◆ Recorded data
+++++

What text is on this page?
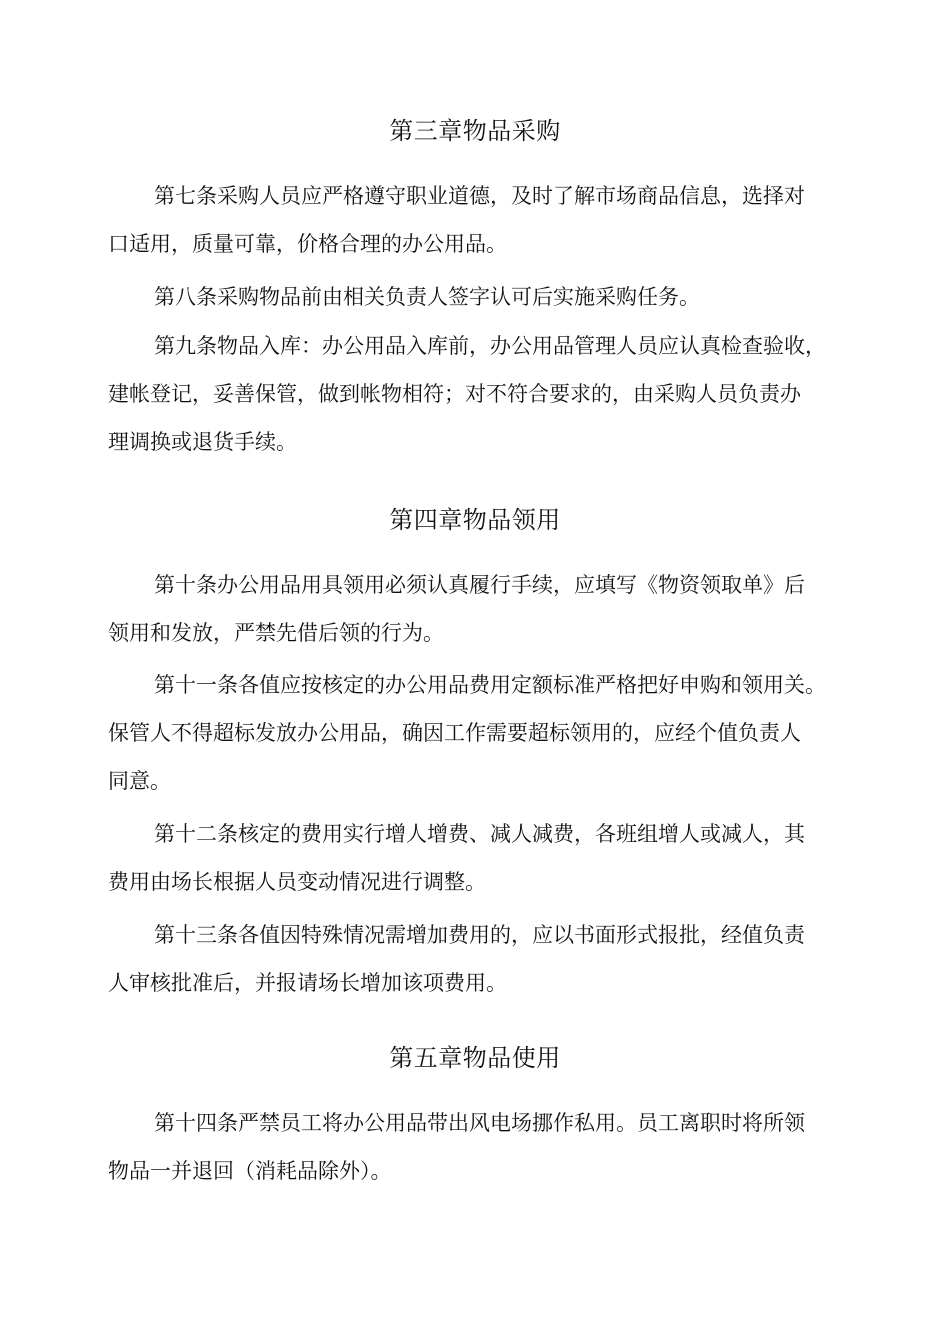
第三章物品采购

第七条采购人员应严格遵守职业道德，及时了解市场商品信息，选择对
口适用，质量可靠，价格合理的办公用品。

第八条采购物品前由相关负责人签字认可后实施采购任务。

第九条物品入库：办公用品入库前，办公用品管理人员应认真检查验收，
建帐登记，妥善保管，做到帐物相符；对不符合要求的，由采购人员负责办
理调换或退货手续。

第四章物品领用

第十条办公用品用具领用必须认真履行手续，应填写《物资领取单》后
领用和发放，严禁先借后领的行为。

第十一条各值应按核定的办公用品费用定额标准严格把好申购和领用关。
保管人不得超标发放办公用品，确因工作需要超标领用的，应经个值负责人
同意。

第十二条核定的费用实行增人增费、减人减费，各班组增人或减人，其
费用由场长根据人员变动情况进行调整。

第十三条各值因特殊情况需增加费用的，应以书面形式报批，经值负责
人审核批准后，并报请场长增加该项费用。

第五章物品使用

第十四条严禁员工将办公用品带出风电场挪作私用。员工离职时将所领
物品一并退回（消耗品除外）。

+++++

Transcribe the full listing above exactly, with the images removed.

◆ Result below
What text is on this page?
第三章物品采购

第七条采购人员应严格遵守职业道德，及时了解市场商品信息，选择对
口适用，质量可靠，价格合理的办公用品。

第八条采购物品前由相关负责人签字认可后实施采购任务。

第九条物品入库：办公用品入库前，办公用品管理人员应认真检查验收，
建帐登记，妥善保管，做到帐物相符；对不符合要求的，由采购人员负责办
理调换或退货手续。

第四章物品领用

第十条办公用品用具领用必须认真履行手续，应填写《物资领取单》后
领用和发放，严禁先借后领的行为。

第十一条各值应按核定的办公用品费用定额标准严格把好申购和领用关。
保管人不得超标发放办公用品，确因工作需要超标领用的，应经个值负责人
同意。

第十二条核定的费用实行增人增费、减人减费，各班组增人或减人，其
费用由场长根据人员变动情况进行调整。

第十三条各值因特殊情况需增加费用的，应以书面形式报批，经值负责
人审核批准后，并报请场长增加该项费用。

第五章物品使用

第十四条严禁员工将办公用品带出风电场挪作私用。员工离职时将所领
物品一并退回（消耗品除外）。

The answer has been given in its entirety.